▶ Texto selecionado:
A recuperação mais lenta dos empreendedores está registrada na 13ª Pesquisa de Impacto do Coronavírus no Pequenos Negócios, feita pelo Sebrae e a Fundação Getulio Vargas. O afro-empreendedorismo é compreendido como mais do que o simples desejo de empreender, pode ser entendido também como uma transformadora ferramenta de mudança social que busca equiparar mediante a grandes desigualdades sociais.
Salvador e os efeitos da pandemia em afro-empreendedores
Salvador foi o segundo maior porto de chegada de africanos escravizados do Brasil vindos das expedições portuguesas no continente africano, e esse processo deixou sequelas que sentenciou gerações de negros a desumanidade e subalternização, desigualdade sócio racial e marginalização de vidas pretas na atualidade. Buscando sair do figurativo e buscar depoimentos reais a equipe jornalística do Estúdio foi através de figuras que representassem o empreendedor negro, e pudermos conhecer as dificuldade de empreendedores negros locais durante a quarentena.

▶ Linhas fornecidas:
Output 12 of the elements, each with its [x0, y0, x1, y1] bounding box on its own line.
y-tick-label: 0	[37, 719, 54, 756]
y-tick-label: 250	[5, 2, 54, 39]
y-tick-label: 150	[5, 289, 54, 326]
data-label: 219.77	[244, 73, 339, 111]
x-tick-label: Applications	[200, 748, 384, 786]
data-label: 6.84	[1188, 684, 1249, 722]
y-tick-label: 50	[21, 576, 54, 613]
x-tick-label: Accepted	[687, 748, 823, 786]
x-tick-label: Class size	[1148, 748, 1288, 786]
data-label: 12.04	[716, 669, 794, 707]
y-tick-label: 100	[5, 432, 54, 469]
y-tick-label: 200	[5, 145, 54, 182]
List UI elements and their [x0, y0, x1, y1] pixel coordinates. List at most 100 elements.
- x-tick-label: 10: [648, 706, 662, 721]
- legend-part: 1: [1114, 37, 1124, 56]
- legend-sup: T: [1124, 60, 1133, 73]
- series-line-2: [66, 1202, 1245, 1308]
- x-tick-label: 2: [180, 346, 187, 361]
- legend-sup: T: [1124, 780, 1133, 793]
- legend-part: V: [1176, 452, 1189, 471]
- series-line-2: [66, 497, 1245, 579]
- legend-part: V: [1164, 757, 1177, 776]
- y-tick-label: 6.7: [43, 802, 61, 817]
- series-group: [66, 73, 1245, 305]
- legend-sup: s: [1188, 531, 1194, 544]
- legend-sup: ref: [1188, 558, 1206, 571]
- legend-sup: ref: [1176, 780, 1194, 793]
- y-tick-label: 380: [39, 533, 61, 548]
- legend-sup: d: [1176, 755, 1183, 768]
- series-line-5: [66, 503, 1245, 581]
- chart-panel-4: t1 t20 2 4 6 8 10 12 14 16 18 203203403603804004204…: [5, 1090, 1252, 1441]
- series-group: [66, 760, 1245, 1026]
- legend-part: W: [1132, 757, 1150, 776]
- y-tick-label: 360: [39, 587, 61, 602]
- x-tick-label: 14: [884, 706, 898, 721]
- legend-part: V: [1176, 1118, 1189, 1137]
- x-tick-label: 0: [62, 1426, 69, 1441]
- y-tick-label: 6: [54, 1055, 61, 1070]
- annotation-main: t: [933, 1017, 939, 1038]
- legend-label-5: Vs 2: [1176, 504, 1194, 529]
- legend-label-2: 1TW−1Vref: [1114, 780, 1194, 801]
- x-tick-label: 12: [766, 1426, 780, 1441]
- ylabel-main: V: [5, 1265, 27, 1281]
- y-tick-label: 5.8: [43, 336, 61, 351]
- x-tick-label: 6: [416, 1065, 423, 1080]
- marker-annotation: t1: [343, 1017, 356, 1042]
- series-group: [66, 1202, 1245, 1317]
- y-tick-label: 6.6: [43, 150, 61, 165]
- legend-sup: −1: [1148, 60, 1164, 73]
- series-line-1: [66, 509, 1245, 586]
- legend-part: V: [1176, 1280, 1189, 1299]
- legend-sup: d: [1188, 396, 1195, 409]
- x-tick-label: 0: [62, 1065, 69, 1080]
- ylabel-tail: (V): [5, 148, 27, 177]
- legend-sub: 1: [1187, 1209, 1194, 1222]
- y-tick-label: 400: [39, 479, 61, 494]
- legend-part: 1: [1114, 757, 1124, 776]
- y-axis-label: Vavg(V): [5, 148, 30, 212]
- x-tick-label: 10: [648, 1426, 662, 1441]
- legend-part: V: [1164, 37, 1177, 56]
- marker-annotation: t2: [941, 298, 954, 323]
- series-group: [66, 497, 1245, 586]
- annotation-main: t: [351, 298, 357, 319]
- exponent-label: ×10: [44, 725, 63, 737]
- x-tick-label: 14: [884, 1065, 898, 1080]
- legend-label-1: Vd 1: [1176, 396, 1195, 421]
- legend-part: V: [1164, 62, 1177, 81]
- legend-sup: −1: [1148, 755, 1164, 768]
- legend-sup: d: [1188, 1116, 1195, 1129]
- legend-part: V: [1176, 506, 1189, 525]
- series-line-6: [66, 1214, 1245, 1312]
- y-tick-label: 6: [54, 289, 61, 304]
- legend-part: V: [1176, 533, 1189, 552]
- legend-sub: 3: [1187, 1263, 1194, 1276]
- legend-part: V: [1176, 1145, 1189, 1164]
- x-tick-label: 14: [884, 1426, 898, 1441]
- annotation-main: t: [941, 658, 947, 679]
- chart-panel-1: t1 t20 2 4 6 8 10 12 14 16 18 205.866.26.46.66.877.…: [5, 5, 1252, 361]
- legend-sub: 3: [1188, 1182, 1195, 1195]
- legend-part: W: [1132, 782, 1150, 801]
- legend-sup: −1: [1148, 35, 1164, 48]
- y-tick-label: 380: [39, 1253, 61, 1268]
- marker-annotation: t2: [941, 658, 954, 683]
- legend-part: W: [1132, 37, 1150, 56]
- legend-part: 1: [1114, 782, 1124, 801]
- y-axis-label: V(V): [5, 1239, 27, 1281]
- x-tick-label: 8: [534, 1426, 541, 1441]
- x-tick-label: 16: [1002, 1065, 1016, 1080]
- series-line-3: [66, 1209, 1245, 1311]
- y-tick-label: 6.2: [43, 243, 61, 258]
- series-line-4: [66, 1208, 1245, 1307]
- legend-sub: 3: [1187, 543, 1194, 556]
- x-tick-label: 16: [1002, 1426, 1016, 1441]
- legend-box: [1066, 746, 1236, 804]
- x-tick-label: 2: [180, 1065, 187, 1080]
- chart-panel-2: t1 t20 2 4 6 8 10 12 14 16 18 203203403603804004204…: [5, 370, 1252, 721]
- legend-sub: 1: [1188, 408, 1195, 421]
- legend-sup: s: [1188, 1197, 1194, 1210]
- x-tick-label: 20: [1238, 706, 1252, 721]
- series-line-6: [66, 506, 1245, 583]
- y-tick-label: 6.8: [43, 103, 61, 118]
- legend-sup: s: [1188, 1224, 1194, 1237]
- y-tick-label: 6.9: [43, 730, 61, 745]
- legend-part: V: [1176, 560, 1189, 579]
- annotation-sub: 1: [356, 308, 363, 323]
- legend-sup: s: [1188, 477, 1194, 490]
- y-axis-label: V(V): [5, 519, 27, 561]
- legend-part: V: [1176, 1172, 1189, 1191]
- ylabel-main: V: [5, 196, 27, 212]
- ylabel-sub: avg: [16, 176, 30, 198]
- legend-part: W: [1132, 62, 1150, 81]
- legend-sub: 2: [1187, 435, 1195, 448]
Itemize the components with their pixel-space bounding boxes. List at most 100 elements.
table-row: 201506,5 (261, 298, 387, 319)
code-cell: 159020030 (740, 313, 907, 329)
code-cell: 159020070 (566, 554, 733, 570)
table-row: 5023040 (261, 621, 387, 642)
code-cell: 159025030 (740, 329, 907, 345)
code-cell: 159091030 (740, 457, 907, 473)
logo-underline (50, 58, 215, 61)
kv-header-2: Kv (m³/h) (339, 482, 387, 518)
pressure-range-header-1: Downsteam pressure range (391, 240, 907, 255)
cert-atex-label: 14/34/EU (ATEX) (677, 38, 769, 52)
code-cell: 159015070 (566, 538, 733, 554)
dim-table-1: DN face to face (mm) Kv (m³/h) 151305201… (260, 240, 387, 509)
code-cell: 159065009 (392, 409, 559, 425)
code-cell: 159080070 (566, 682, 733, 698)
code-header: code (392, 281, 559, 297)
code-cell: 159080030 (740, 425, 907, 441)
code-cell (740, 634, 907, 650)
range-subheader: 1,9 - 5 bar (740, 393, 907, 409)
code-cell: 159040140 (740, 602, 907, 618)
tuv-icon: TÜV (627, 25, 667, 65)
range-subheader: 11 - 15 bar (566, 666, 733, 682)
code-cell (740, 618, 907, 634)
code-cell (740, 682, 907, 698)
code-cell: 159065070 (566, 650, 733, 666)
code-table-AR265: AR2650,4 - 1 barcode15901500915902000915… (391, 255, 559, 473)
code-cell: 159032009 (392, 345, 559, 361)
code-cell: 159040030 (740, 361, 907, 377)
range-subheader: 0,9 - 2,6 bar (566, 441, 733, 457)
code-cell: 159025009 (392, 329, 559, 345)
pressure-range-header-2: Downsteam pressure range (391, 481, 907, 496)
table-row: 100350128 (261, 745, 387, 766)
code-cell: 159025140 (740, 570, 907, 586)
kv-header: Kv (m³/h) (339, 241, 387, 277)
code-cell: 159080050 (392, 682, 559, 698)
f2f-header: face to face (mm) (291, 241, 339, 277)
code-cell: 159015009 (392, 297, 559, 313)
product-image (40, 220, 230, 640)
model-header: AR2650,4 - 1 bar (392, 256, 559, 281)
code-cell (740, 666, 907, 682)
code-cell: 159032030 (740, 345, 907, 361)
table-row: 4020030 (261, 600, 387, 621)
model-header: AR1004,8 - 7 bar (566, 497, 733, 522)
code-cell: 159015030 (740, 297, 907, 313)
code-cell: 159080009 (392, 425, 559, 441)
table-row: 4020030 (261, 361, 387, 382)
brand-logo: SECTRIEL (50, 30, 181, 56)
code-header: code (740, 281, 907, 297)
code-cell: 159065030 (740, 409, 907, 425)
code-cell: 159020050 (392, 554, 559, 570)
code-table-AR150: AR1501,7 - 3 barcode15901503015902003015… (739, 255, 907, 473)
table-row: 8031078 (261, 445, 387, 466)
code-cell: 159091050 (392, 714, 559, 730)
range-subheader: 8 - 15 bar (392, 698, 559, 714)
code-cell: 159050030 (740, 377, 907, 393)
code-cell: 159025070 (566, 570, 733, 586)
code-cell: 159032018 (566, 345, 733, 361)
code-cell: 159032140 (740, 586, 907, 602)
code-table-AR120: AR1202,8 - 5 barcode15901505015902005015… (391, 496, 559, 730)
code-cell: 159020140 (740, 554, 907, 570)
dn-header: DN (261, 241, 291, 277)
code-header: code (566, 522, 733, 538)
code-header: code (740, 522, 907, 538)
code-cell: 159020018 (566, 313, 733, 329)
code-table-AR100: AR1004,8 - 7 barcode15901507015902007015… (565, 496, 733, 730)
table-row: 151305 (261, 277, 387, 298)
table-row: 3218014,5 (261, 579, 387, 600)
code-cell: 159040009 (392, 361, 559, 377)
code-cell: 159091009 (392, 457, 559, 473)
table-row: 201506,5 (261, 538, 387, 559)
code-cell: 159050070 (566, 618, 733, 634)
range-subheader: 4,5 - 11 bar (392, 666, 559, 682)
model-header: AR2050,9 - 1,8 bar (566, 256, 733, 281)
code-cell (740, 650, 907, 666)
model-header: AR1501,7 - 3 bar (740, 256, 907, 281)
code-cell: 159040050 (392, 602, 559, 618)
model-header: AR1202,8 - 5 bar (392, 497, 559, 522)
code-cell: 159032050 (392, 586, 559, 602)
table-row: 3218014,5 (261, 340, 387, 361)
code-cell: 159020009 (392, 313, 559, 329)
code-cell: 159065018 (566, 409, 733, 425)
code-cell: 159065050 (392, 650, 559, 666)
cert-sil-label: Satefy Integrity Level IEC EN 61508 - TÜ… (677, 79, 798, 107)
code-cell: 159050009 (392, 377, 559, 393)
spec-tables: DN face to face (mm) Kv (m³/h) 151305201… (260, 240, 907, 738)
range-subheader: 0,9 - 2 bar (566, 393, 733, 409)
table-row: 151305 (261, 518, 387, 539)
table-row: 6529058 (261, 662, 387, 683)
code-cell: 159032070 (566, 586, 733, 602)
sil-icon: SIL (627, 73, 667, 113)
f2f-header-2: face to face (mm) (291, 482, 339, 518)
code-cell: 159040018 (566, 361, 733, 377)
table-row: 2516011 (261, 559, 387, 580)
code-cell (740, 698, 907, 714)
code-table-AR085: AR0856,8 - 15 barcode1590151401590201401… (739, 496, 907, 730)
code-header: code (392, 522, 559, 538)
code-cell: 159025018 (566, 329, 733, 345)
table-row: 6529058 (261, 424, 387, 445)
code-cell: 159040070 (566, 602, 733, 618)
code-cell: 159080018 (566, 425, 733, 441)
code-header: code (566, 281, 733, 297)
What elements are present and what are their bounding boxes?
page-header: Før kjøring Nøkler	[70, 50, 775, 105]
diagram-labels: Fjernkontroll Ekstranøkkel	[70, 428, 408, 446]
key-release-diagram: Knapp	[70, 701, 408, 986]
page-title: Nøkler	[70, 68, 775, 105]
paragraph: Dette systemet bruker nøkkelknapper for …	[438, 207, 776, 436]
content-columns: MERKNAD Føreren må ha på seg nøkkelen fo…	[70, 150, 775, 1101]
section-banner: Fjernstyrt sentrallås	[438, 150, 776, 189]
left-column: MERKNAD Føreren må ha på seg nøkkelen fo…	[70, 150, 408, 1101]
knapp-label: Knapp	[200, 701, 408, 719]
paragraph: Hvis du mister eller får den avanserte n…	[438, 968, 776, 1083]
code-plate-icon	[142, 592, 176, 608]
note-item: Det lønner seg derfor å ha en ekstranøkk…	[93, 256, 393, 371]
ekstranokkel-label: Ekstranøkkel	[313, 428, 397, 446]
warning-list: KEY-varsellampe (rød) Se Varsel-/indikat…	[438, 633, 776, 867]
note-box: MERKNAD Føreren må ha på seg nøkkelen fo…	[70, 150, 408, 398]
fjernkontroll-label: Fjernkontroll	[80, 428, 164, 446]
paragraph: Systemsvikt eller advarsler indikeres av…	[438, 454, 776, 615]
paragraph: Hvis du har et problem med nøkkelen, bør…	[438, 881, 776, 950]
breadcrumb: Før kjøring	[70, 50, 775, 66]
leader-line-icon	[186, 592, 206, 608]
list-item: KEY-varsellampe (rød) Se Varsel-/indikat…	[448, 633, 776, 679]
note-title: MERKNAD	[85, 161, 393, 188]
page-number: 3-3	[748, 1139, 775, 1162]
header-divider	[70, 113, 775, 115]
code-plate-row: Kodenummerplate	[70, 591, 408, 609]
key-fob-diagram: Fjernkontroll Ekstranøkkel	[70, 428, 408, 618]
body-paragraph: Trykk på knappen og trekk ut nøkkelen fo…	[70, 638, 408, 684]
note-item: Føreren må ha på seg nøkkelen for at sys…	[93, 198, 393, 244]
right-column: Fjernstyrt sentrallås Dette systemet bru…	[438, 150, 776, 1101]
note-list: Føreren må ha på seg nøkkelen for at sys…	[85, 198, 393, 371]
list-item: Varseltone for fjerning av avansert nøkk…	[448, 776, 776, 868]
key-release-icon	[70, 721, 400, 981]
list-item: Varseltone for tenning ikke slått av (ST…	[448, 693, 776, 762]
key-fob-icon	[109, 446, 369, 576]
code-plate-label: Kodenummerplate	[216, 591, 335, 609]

▶ Questões de estudo:
a: Reescreva de forma mais concisa o parágrafo do texto sobre os afro-empreendedores de Salvador que começa com "Salvador foi o segundo maior porto", preservando os fatos principais.
b: Resuma em duas frases o texto sobre os afro-empreendedores de Salvador.
c: Dê continuidade ao texto sobre os afro-empreendedores de Salvador a partir do ponto em que ele termina.

▶ Respostas por tarefa:
a: Salvador foi o segundo maior porto brasileiro de chegada de africanos escravizados trazidos pelas expedições portuguesas. Esse processo deixou sequelas que persistem até hoje, como a desigualdade sociorracial e a marginalização da população negra. Em busca de depoimentos reais, a equipe jornalística do Estúdio procurou empreendedores negros locais para conhecer as dificuldades enfrentadas por eles durante a quarentena.

b: A 13ª Pesquisa de Impacto do Coronavírus, realizada pelo Sebrae e pela Fundação Getulio Vargas, registra a recuperação mais lenta dos empreendedores, e o afro-empreendedorismo é apresentado como ferramenta de transformação social diante de grandes desigualdades. Em Salvador, segundo maior porto de chegada de africanos escravizados no Brasil, esse passado deixou sequelas de desigualdade sociorracial, e a equipe do Estúdio ouviu empreendedores negros locais para conhecer suas dificuldades durante a quarentena.

c:
Para Rosangela Correia, artesã soteropolitana, que vende blusas com pinturas de berimbau no Centro Histórico de Salvador há mais de 17 anos, seu trabalho garante o suficiente para sobreviver. Zane Correia, que é seu nome artístico, aprendeu a arte da pintura com seu falecido marido, que morreu em decorrência a Covid-19 no ano de 2021.
Apesar desta triste realidade, a autodidata se sente agraciada por trabalhar em uma cidade histórica como Salvador, “Os prazeres de trabalhar aqui é ver. Aqui é o quintal do mundo, né? A gente conhece todo mundo, que vêm de todo mundo, entendeu? E sobreviver mesmo”.
Outra figura que capta atenção é conhecida nas imediações da Universidade Jorge Amado, Zaquel Novais dos Santos, é um vendedor ambulante que produz salgados para vender na entrada de uma estação de metrô, e que relata em entrevista que durante a quarentena conseguiu ficar apenas duas semanas afastado do seu serviço.
A pesquisa sobre Impacto do Coronavírus no Pequenos Negócios, realizada no período de 25 de novembro e 1º de dezembro do ano de 2021, apontou que 6.883 respondentes de todo o País, 72% dos empreendedores negros ainda têm faturamento inferior do que aqueles obtidos em meses tido como “normais” ou antes da pandemia, pois as pessoas negras têm mais dificuldades de encontrar oportunidades nos estudos, em empregos de qualidade.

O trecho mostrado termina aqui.